__EXERCISE AIM__
Quote the data below in full, please, without altering anything.

◆ ◆ ◆ ◆

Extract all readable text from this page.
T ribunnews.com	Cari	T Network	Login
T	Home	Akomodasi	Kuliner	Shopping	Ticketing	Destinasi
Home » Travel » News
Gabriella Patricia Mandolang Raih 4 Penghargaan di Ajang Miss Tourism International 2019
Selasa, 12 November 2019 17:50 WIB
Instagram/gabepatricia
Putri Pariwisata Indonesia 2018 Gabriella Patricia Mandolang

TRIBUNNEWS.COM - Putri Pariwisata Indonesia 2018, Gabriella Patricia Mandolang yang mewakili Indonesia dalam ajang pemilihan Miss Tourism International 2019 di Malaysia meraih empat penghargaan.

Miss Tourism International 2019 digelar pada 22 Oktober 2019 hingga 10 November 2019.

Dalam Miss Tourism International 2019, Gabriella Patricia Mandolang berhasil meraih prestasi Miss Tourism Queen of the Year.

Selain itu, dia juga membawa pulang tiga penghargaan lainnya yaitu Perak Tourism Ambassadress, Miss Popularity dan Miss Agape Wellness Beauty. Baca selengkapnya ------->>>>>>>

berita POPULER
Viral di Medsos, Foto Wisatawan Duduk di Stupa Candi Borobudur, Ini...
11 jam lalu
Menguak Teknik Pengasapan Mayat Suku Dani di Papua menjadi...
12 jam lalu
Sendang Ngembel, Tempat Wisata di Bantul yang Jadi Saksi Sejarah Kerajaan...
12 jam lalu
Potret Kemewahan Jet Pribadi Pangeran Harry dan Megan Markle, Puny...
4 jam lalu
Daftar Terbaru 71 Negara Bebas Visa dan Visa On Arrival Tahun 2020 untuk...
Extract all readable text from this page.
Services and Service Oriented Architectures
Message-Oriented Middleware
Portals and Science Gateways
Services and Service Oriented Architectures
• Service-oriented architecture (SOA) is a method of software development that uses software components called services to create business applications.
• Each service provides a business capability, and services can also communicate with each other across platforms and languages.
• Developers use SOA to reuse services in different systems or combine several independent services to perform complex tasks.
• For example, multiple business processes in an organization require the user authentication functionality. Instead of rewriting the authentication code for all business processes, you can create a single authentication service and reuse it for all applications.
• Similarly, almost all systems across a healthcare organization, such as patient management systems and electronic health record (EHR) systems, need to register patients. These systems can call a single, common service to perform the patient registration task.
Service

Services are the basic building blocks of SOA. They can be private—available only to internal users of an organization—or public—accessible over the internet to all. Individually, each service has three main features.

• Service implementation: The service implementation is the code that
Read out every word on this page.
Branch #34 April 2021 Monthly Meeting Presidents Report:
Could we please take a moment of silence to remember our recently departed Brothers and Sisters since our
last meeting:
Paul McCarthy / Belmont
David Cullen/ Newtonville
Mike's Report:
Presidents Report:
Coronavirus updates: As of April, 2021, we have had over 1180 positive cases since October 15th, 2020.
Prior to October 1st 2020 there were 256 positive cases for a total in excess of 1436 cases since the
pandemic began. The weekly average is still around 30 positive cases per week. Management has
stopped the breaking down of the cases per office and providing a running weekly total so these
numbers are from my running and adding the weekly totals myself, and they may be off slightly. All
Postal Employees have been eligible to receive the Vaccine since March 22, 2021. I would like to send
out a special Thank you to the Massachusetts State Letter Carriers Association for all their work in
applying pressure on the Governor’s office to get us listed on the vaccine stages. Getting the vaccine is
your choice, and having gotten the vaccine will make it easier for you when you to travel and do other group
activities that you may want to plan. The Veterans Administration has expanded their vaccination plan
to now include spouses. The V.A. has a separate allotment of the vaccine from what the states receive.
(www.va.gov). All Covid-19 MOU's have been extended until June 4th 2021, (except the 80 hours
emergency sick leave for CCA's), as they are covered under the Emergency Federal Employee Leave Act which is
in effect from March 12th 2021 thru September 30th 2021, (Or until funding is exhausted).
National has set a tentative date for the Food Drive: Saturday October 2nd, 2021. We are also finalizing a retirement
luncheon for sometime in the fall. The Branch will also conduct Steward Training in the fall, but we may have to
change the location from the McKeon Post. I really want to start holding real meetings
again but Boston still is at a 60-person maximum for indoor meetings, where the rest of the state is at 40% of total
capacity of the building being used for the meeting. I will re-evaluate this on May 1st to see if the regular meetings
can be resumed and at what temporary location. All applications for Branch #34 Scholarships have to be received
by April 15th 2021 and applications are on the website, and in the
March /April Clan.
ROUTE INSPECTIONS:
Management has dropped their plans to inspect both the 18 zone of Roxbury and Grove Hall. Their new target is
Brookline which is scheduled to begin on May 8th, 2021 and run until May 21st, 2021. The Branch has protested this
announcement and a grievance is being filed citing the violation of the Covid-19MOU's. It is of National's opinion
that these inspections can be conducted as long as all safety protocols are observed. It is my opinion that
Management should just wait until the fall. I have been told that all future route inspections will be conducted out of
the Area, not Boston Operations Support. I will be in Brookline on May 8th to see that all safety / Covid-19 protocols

◆ ◆ ◆ ◆

__TASK RESULT__
Extract all readable text from this page.
T ribunnews.com	Cari	T Network	Login
T	Home	Akomodasi	Kuliner	Shopping	Ticketing	Destinasi
Home » Travel » News
Gabriella Patricia Mandolang Raih 4 Penghargaan di Ajang Miss Tourism International 2019
Selasa, 12 November 2019 17:50 WIB
Instagram/gabepatricia
Putri Pariwisata Indonesia 2018 Gabriella Patricia Mandolang

TRIBUNNEWS.COM - Putri Pariwisata Indonesia 2018, Gabriella Patricia Mandolang yang mewakili Indonesia dalam ajang pemilihan Miss Tourism International 2019 di Malaysia meraih empat penghargaan.

Miss Tourism International 2019 digelar pada 22 Oktober 2019 hingga 10 November 2019.

Dalam Miss Tourism International 2019, Gabriella Patricia Mandolang berhasil meraih prestasi Miss Tourism Queen of the Year.

Selain itu, dia juga membawa pulang tiga penghargaan lainnya yaitu Perak Tourism Ambassadress, Miss Popularity dan Miss Agape Wellness Beauty. Baca selengkapnya ------->>>>>>>

berita POPULER
Viral di Medsos, Foto Wisatawan Duduk di Stupa Candi Borobudur, Ini...
11 jam lalu
Menguak Teknik Pengasapan Mayat Suku Dani di Papua menjadi...
12 jam lalu
Sendang Ngembel, Tempat Wisata di Bantul yang Jadi Saksi Sejarah Kerajaan...
12 jam lalu
Potret Kemewahan Jet Pribadi Pangeran Harry dan Megan Markle, Puny...
4 jam lalu
Daftar Terbaru 71 Negara Bebas Visa dan Visa On Arrival Tahun 2020 untuk...
Extract all readable text from this page.
Services and Service Oriented Architectures
Message-Oriented Middleware
Portals and Science Gateways
Services and Service Oriented Architectures
• Service-oriented architecture (SOA) is a method of software development that uses software components called services to create business applications.
• Each service provides a business capability, and services can also communicate with each other across platforms and languages.
• Developers use SOA to reuse services in different systems or combine several independent services to perform complex tasks.
• For example, multiple business processes in an organization require the user authentication functionality. Instead of rewriting the authentication code for all business processes, you can create a single authentication service and reuse it for all applications.
• Similarly, almost all systems across a healthcare organization, such as patient management systems and electronic health record (EHR) systems, need to register patients. These systems can call a single, common service to perform the patient registration task.
Service

Services are the basic building blocks of SOA. They can be private—available only to internal users of an organization—or public—accessible over the internet to all. Individually, each service has three main features.

• Service implementation: The service implementation is the code that
Read out every word on this page.
Branch #34 April 2021 Monthly Meeting Presidents Report:
Could we please take a moment of silence to remember our recently departed Brothers and Sisters since our
last meeting:
Paul McCarthy / Belmont
David Cullen/ Newtonville
Mike's Report:
Presidents Report:
Coronavirus updates: As of April, 2021, we have had over 1180 positive cases since October 15th, 2020.
Prior to October 1st 2020 there were 256 positive cases for a total in excess of 1436 cases since the
pandemic began. The weekly average is still around 30 positive cases per week. Management has
stopped the breaking down of the cases per office and providing a running weekly total so these
numbers are from my running and adding the weekly totals myself, and they may be off slightly. All
Postal Employees have been eligible to receive the Vaccine since March 22, 2021. I would like to send
out a special Thank you to the Massachusetts State Letter Carriers Association for all their work in
applying pressure on the Governor’s office to get us listed on the vaccine stages. Getting the vaccine is
your choice, and having gotten the vaccine will make it easier for you when you to travel and do other group
activities that you may want to plan. The Veterans Administration has expanded their vaccination plan
to now include spouses. The V.A. has a separate allotment of the vaccine from what the states receive.
(www.va.gov). All Covid-19 MOU's have been extended until June 4th 2021, (except the 80 hours
emergency sick leave for CCA's), as they are covered under the Emergency Federal Employee Leave Act which is
in effect from March 12th 2021 thru September 30th 2021, (Or until funding is exhausted).
National has set a tentative date for the Food Drive: Saturday October 2nd, 2021. We are also finalizing a retirement
luncheon for sometime in the fall. The Branch will also conduct Steward Training in the fall, but we may have to
change the location from the McKeon Post. I really want to start holding real meetings
again but Boston still is at a 60-person maximum for indoor meetings, where the rest of the state is at 40% of total
capacity of the building being used for the meeting. I will re-evaluate this on May 1st to see if the regular meetings
can be resumed and at what temporary location. All applications for Branch #34 Scholarships have to be received
by April 15th 2021 and applications are on the website, and in the
March /April Clan.
ROUTE INSPECTIONS:
Management has dropped their plans to inspect both the 18 zone of Roxbury and Grove Hall. Their new target is
Brookline which is scheduled to begin on May 8th, 2021 and run until May 21st, 2021. The Branch has protested this
announcement and a grievance is being filed citing the violation of the Covid-19MOU's. It is of National's opinion
that these inspections can be conducted as long as all safety protocols are observed. It is my opinion that
Management should just wait until the fall. I have been told that all future route inspections will be conducted out of
the Area, not Boston Operations Support. I will be in Brookline on May 8th to see that all safety / Covid-19 protocols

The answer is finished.